◆ Goal: Make an exact copy of the entries below with the pictures removed.
::::::::::
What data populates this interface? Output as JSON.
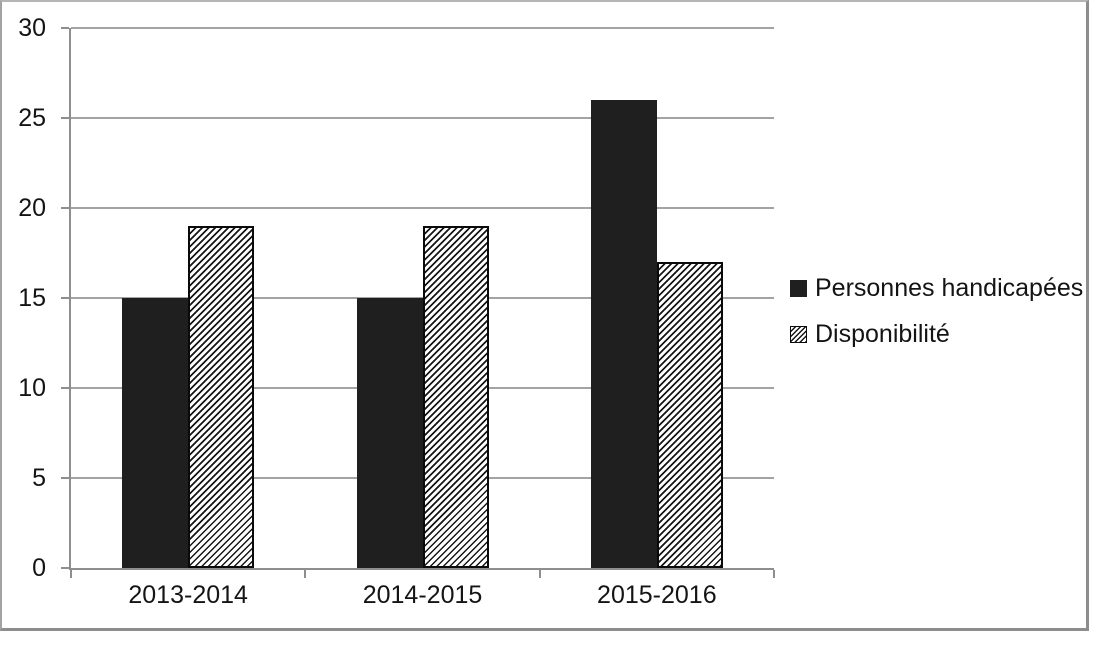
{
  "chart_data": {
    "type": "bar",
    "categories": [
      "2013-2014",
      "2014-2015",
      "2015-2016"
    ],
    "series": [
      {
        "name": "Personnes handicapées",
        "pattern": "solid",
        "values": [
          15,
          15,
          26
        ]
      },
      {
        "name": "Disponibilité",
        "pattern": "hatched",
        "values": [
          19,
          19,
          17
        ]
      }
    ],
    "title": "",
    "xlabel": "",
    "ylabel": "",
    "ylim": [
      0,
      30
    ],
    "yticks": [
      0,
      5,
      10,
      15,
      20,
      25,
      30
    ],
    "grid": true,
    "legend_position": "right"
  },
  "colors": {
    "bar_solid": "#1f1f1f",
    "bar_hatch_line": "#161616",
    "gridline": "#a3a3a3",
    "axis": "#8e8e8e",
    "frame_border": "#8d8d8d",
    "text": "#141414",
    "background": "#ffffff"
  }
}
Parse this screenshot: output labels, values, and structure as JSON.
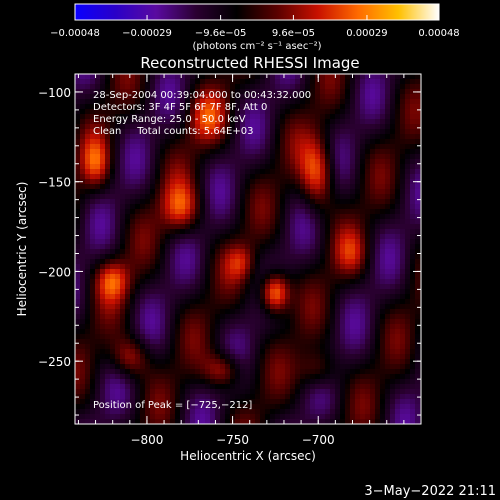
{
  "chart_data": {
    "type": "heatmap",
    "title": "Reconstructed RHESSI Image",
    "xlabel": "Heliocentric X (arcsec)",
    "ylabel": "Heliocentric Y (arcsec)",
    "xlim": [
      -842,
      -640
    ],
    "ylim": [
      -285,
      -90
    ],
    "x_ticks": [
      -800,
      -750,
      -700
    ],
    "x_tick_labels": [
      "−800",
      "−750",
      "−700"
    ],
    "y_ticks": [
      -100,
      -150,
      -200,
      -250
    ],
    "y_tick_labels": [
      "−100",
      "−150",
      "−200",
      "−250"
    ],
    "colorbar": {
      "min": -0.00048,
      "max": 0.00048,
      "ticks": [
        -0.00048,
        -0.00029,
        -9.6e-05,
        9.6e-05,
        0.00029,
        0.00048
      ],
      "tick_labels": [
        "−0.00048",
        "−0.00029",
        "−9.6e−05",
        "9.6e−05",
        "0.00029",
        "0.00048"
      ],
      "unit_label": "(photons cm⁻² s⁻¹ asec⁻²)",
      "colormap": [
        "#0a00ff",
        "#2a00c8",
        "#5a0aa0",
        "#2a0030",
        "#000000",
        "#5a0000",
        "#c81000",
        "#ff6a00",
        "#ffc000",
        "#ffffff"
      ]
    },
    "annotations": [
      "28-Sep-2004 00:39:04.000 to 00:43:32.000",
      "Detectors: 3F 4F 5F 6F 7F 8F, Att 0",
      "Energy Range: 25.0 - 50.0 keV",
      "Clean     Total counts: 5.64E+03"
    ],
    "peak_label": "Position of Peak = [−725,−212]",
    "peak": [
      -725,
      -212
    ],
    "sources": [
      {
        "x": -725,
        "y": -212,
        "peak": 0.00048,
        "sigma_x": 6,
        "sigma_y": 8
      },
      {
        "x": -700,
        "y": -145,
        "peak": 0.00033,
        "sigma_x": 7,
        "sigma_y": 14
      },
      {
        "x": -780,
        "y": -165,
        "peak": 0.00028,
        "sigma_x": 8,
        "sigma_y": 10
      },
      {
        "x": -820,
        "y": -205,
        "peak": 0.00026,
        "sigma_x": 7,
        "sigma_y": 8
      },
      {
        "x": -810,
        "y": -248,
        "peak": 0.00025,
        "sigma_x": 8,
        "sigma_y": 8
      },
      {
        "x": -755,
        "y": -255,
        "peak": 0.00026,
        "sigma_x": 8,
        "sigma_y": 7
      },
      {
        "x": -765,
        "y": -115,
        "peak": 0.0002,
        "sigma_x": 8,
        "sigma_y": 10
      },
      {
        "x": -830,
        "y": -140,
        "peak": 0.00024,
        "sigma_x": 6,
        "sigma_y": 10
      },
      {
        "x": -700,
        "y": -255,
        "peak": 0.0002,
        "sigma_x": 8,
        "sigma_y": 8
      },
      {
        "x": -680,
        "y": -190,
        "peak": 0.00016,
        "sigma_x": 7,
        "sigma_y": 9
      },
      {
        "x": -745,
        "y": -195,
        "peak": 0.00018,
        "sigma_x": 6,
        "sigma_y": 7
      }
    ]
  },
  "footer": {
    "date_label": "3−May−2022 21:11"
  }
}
::::::::::
◆ Result below:
What data populates this interface? Output as JSON.
{
  "chart_data": {
    "type": "bar",
    "categories": [
      "2013-2014",
      "2014-2015",
      "2015-2016"
    ],
    "series": [
      {
        "name": "Personnes handicapées",
        "pattern": "solid",
        "values": [
          15,
          15,
          26
        ]
      },
      {
        "name": "Disponibilité",
        "pattern": "hatched",
        "values": [
          19,
          19,
          17
        ]
      }
    ],
    "title": "",
    "xlabel": "",
    "ylabel": "",
    "ylim": [
      0,
      30
    ],
    "yticks": [
      0,
      5,
      10,
      15,
      20,
      25,
      30
    ],
    "grid": true,
    "legend_position": "right"
  },
  "colors": {
    "bar_solid": "#1f1f1f",
    "bar_hatch_line": "#161616",
    "gridline": "#a3a3a3",
    "axis": "#8e8e8e",
    "frame_border": "#8d8d8d",
    "text": "#141414",
    "background": "#ffffff"
  }
}
Parse this screenshot: output labels, values, and structure as JSON.
{
  "chart_data": {
    "type": "heatmap",
    "title": "Reconstructed RHESSI Image",
    "xlabel": "Heliocentric X (arcsec)",
    "ylabel": "Heliocentric Y (arcsec)",
    "xlim": [
      -842,
      -640
    ],
    "ylim": [
      -285,
      -90
    ],
    "x_ticks": [
      -800,
      -750,
      -700
    ],
    "x_tick_labels": [
      "−800",
      "−750",
      "−700"
    ],
    "y_ticks": [
      -100,
      -150,
      -200,
      -250
    ],
    "y_tick_labels": [
      "−100",
      "−150",
      "−200",
      "−250"
    ],
    "colorbar": {
      "min": -0.00048,
      "max": 0.00048,
      "ticks": [
        -0.00048,
        -0.00029,
        -9.6e-05,
        9.6e-05,
        0.00029,
        0.00048
      ],
      "tick_labels": [
        "−0.00048",
        "−0.00029",
        "−9.6e−05",
        "9.6e−05",
        "0.00029",
        "0.00048"
      ],
      "unit_label": "(photons cm⁻² s⁻¹ asec⁻²)",
      "colormap": [
        "#0a00ff",
        "#2a00c8",
        "#5a0aa0",
        "#2a0030",
        "#000000",
        "#5a0000",
        "#c81000",
        "#ff6a00",
        "#ffc000",
        "#ffffff"
      ]
    },
    "annotations": [
      "28-Sep-2004 00:39:04.000 to 00:43:32.000",
      "Detectors: 3F 4F 5F 6F 7F 8F, Att 0",
      "Energy Range: 25.0 - 50.0 keV",
      "Clean     Total counts: 5.64E+03"
    ],
    "peak_label": "Position of Peak = [−725,−212]",
    "peak": [
      -725,
      -212
    ],
    "sources": [
      {
        "x": -725,
        "y": -212,
        "peak": 0.00048,
        "sigma_x": 6,
        "sigma_y": 8
      },
      {
        "x": -700,
        "y": -145,
        "peak": 0.00033,
        "sigma_x": 7,
        "sigma_y": 14
      },
      {
        "x": -780,
        "y": -165,
        "peak": 0.00028,
        "sigma_x": 8,
        "sigma_y": 10
      },
      {
        "x": -820,
        "y": -205,
        "peak": 0.00026,
        "sigma_x": 7,
        "sigma_y": 8
      },
      {
        "x": -810,
        "y": -248,
        "peak": 0.00025,
        "sigma_x": 8,
        "sigma_y": 8
      },
      {
        "x": -755,
        "y": -255,
        "peak": 0.00026,
        "sigma_x": 8,
        "sigma_y": 7
      },
      {
        "x": -765,
        "y": -115,
        "peak": 0.0002,
        "sigma_x": 8,
        "sigma_y": 10
      },
      {
        "x": -830,
        "y": -140,
        "peak": 0.00024,
        "sigma_x": 6,
        "sigma_y": 10
      },
      {
        "x": -700,
        "y": -255,
        "peak": 0.0002,
        "sigma_x": 8,
        "sigma_y": 8
      },
      {
        "x": -680,
        "y": -190,
        "peak": 0.00016,
        "sigma_x": 7,
        "sigma_y": 9
      },
      {
        "x": -745,
        "y": -195,
        "peak": 0.00018,
        "sigma_x": 6,
        "sigma_y": 7
      }
    ]
  },
  "footer": {
    "date_label": "3−May−2022 21:11"
  }
}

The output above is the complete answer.